__Stated goal__: From the data that follows, report how many lines hold the string "name", giving only the number.

--- start of Supplied material ---

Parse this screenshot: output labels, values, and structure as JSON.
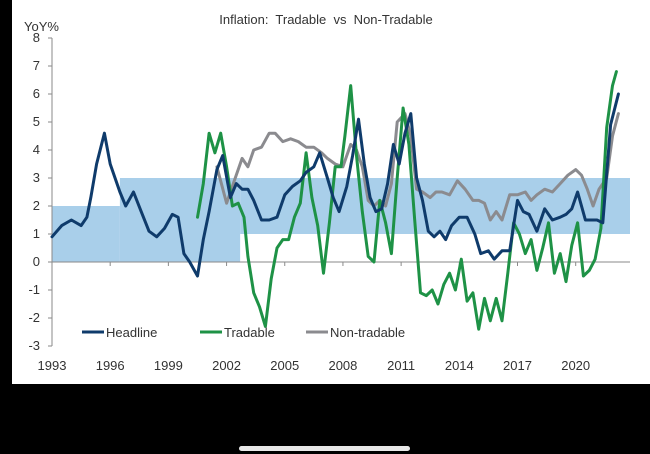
{
  "chart_data": {
    "type": "line",
    "title": "Inflation:  Tradable  vs  Non-Tradable",
    "ylabel": "YoY%",
    "xlabel": "",
    "ylim": [
      -3,
      8
    ],
    "xlim": [
      1993,
      2022.8
    ],
    "yticks": [
      -3,
      -2,
      -1,
      0,
      1,
      2,
      3,
      4,
      5,
      6,
      7,
      8
    ],
    "xticks": [
      1993,
      1996,
      1999,
      2002,
      2005,
      2008,
      2011,
      2014,
      2017,
      2020
    ],
    "target_band": [
      {
        "x0": 1993,
        "x1": 1996.5,
        "y0": 0,
        "y1": 2
      },
      {
        "x0": 1996.5,
        "x1": 2002.7,
        "y0": 0,
        "y1": 3
      },
      {
        "x0": 2002.7,
        "x1": 2022.8,
        "y0": 1,
        "y1": 3
      }
    ],
    "band_color": "#a9cfea",
    "grid": false,
    "legend_position": "bottom-left",
    "series": [
      {
        "name": "Headline",
        "color": "#0f3b6b",
        "points": [
          [
            1993,
            0.9
          ],
          [
            1993.5,
            1.3
          ],
          [
            1994,
            1.5
          ],
          [
            1994.5,
            1.3
          ],
          [
            1994.8,
            1.6
          ],
          [
            1995,
            2.3
          ],
          [
            1995.3,
            3.5
          ],
          [
            1995.7,
            4.6
          ],
          [
            1996,
            3.5
          ],
          [
            1996.5,
            2.5
          ],
          [
            1996.8,
            2.0
          ],
          [
            1997.2,
            2.5
          ],
          [
            1997.6,
            1.8
          ],
          [
            1998,
            1.1
          ],
          [
            1998.4,
            0.9
          ],
          [
            1998.8,
            1.2
          ],
          [
            1999.2,
            1.7
          ],
          [
            1999.5,
            1.6
          ],
          [
            1999.8,
            0.3
          ],
          [
            2000.1,
            0.0
          ],
          [
            2000.5,
            -0.5
          ],
          [
            2000.8,
            0.8
          ],
          [
            2001.1,
            1.8
          ],
          [
            2001.5,
            3.3
          ],
          [
            2001.8,
            3.8
          ],
          [
            2002.2,
            2.3
          ],
          [
            2002.5,
            2.8
          ],
          [
            2002.8,
            2.6
          ],
          [
            2003.1,
            2.6
          ],
          [
            2003.4,
            2.2
          ],
          [
            2003.8,
            1.5
          ],
          [
            2004.2,
            1.5
          ],
          [
            2004.6,
            1.6
          ],
          [
            2005,
            2.4
          ],
          [
            2005.4,
            2.7
          ],
          [
            2005.8,
            2.9
          ],
          [
            2006.1,
            3.2
          ],
          [
            2006.5,
            3.4
          ],
          [
            2006.8,
            3.9
          ],
          [
            2007.2,
            3.0
          ],
          [
            2007.5,
            2.3
          ],
          [
            2007.8,
            1.8
          ],
          [
            2008.2,
            2.7
          ],
          [
            2008.5,
            3.8
          ],
          [
            2008.8,
            5.1
          ],
          [
            2009.1,
            3.5
          ],
          [
            2009.4,
            2.3
          ],
          [
            2009.7,
            1.8
          ],
          [
            2010,
            1.9
          ],
          [
            2010.3,
            2.8
          ],
          [
            2010.6,
            4.2
          ],
          [
            2010.9,
            3.5
          ],
          [
            2011.2,
            4.6
          ],
          [
            2011.5,
            5.3
          ],
          [
            2011.8,
            3.0
          ],
          [
            2012.1,
            2.2
          ],
          [
            2012.4,
            1.1
          ],
          [
            2012.7,
            0.9
          ],
          [
            2013,
            1.1
          ],
          [
            2013.3,
            0.8
          ],
          [
            2013.6,
            1.3
          ],
          [
            2014,
            1.6
          ],
          [
            2014.4,
            1.6
          ],
          [
            2014.8,
            1.0
          ],
          [
            2015.1,
            0.3
          ],
          [
            2015.5,
            0.4
          ],
          [
            2015.8,
            0.1
          ],
          [
            2016.2,
            0.4
          ],
          [
            2016.6,
            0.4
          ],
          [
            2017,
            2.2
          ],
          [
            2017.3,
            1.8
          ],
          [
            2017.6,
            1.7
          ],
          [
            2018,
            1.1
          ],
          [
            2018.4,
            1.9
          ],
          [
            2018.8,
            1.5
          ],
          [
            2019.2,
            1.6
          ],
          [
            2019.5,
            1.7
          ],
          [
            2019.8,
            1.9
          ],
          [
            2020.1,
            2.5
          ],
          [
            2020.5,
            1.5
          ],
          [
            2020.8,
            1.5
          ],
          [
            2021.1,
            1.5
          ],
          [
            2021.4,
            1.4
          ],
          [
            2021.8,
            4.9
          ],
          [
            2022.2,
            6.0
          ]
        ]
      },
      {
        "name": "Tradable",
        "color": "#1e9246",
        "points": [
          [
            2000.5,
            1.6
          ],
          [
            2000.8,
            2.8
          ],
          [
            2001.1,
            4.6
          ],
          [
            2001.4,
            3.9
          ],
          [
            2001.7,
            4.6
          ],
          [
            2002,
            3.4
          ],
          [
            2002.3,
            2.0
          ],
          [
            2002.6,
            2.1
          ],
          [
            2002.9,
            1.6
          ],
          [
            2003.1,
            0.2
          ],
          [
            2003.4,
            -1.1
          ],
          [
            2003.7,
            -1.6
          ],
          [
            2004,
            -2.3
          ],
          [
            2004.3,
            -0.6
          ],
          [
            2004.6,
            0.5
          ],
          [
            2004.9,
            0.8
          ],
          [
            2005.2,
            0.8
          ],
          [
            2005.5,
            1.6
          ],
          [
            2005.8,
            2.1
          ],
          [
            2006.1,
            3.9
          ],
          [
            2006.4,
            2.3
          ],
          [
            2006.7,
            1.3
          ],
          [
            2007,
            -0.4
          ],
          [
            2007.3,
            1.4
          ],
          [
            2007.6,
            3.4
          ],
          [
            2007.9,
            3.4
          ],
          [
            2008.1,
            4.5
          ],
          [
            2008.4,
            6.3
          ],
          [
            2008.7,
            3.8
          ],
          [
            2009,
            1.8
          ],
          [
            2009.3,
            0.2
          ],
          [
            2009.6,
            0.0
          ],
          [
            2009.9,
            2.2
          ],
          [
            2010.2,
            1.4
          ],
          [
            2010.5,
            0.3
          ],
          [
            2010.8,
            3.0
          ],
          [
            2011.1,
            5.5
          ],
          [
            2011.4,
            4.2
          ],
          [
            2011.7,
            1.5
          ],
          [
            2012,
            -1.1
          ],
          [
            2012.3,
            -1.2
          ],
          [
            2012.6,
            -1.0
          ],
          [
            2012.9,
            -1.5
          ],
          [
            2013.2,
            -0.8
          ],
          [
            2013.5,
            -0.4
          ],
          [
            2013.8,
            -1.0
          ],
          [
            2014.1,
            0.1
          ],
          [
            2014.4,
            -1.4
          ],
          [
            2014.7,
            -1.1
          ],
          [
            2015,
            -2.4
          ],
          [
            2015.3,
            -1.3
          ],
          [
            2015.6,
            -2.1
          ],
          [
            2015.9,
            -1.3
          ],
          [
            2016.2,
            -2.1
          ],
          [
            2016.5,
            -0.4
          ],
          [
            2016.8,
            1.4
          ],
          [
            2017.1,
            1.0
          ],
          [
            2017.4,
            0.3
          ],
          [
            2017.7,
            0.8
          ],
          [
            2018,
            -0.3
          ],
          [
            2018.3,
            0.5
          ],
          [
            2018.6,
            1.4
          ],
          [
            2018.9,
            -0.4
          ],
          [
            2019.2,
            0.3
          ],
          [
            2019.5,
            -0.7
          ],
          [
            2019.8,
            0.6
          ],
          [
            2020.1,
            1.4
          ],
          [
            2020.4,
            -0.5
          ],
          [
            2020.7,
            -0.3
          ],
          [
            2021,
            0.1
          ],
          [
            2021.3,
            1.2
          ],
          [
            2021.6,
            4.8
          ],
          [
            2021.9,
            6.3
          ],
          [
            2022.1,
            6.8
          ]
        ]
      },
      {
        "name": "Non-tradable",
        "color": "#8b8b8f",
        "points": [
          [
            2001.5,
            3.4
          ],
          [
            2002,
            2.1
          ],
          [
            2002.4,
            2.9
          ],
          [
            2002.8,
            3.7
          ],
          [
            2003.1,
            3.4
          ],
          [
            2003.4,
            4.0
          ],
          [
            2003.8,
            4.1
          ],
          [
            2004.2,
            4.6
          ],
          [
            2004.5,
            4.6
          ],
          [
            2004.9,
            4.3
          ],
          [
            2005.3,
            4.4
          ],
          [
            2005.7,
            4.3
          ],
          [
            2006.1,
            4.1
          ],
          [
            2006.5,
            4.1
          ],
          [
            2006.9,
            3.9
          ],
          [
            2007.2,
            3.7
          ],
          [
            2007.6,
            3.5
          ],
          [
            2008,
            3.4
          ],
          [
            2008.4,
            4.2
          ],
          [
            2008.7,
            4.0
          ],
          [
            2009,
            3.4
          ],
          [
            2009.3,
            2.2
          ],
          [
            2009.6,
            2.0
          ],
          [
            2009.9,
            2.2
          ],
          [
            2010.2,
            2.0
          ],
          [
            2010.5,
            2.8
          ],
          [
            2010.8,
            5.0
          ],
          [
            2011.2,
            5.3
          ],
          [
            2011.5,
            4.5
          ],
          [
            2011.8,
            2.6
          ],
          [
            2012.1,
            2.5
          ],
          [
            2012.5,
            2.3
          ],
          [
            2012.8,
            2.5
          ],
          [
            2013.1,
            2.5
          ],
          [
            2013.5,
            2.4
          ],
          [
            2013.9,
            2.9
          ],
          [
            2014.3,
            2.6
          ],
          [
            2014.7,
            2.2
          ],
          [
            2015,
            2.2
          ],
          [
            2015.3,
            2.1
          ],
          [
            2015.6,
            1.5
          ],
          [
            2015.9,
            1.8
          ],
          [
            2016.2,
            1.5
          ],
          [
            2016.6,
            2.4
          ],
          [
            2017,
            2.4
          ],
          [
            2017.4,
            2.5
          ],
          [
            2017.7,
            2.2
          ],
          [
            2018,
            2.4
          ],
          [
            2018.4,
            2.6
          ],
          [
            2018.8,
            2.5
          ],
          [
            2019.2,
            2.8
          ],
          [
            2019.6,
            3.1
          ],
          [
            2020,
            3.3
          ],
          [
            2020.3,
            3.1
          ],
          [
            2020.6,
            2.6
          ],
          [
            2020.9,
            2.0
          ],
          [
            2021.2,
            2.6
          ],
          [
            2021.6,
            3.0
          ],
          [
            2021.9,
            4.5
          ],
          [
            2022.2,
            5.3
          ]
        ]
      }
    ]
  }
}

--- end of Supplied material ---

__Full answer__: 3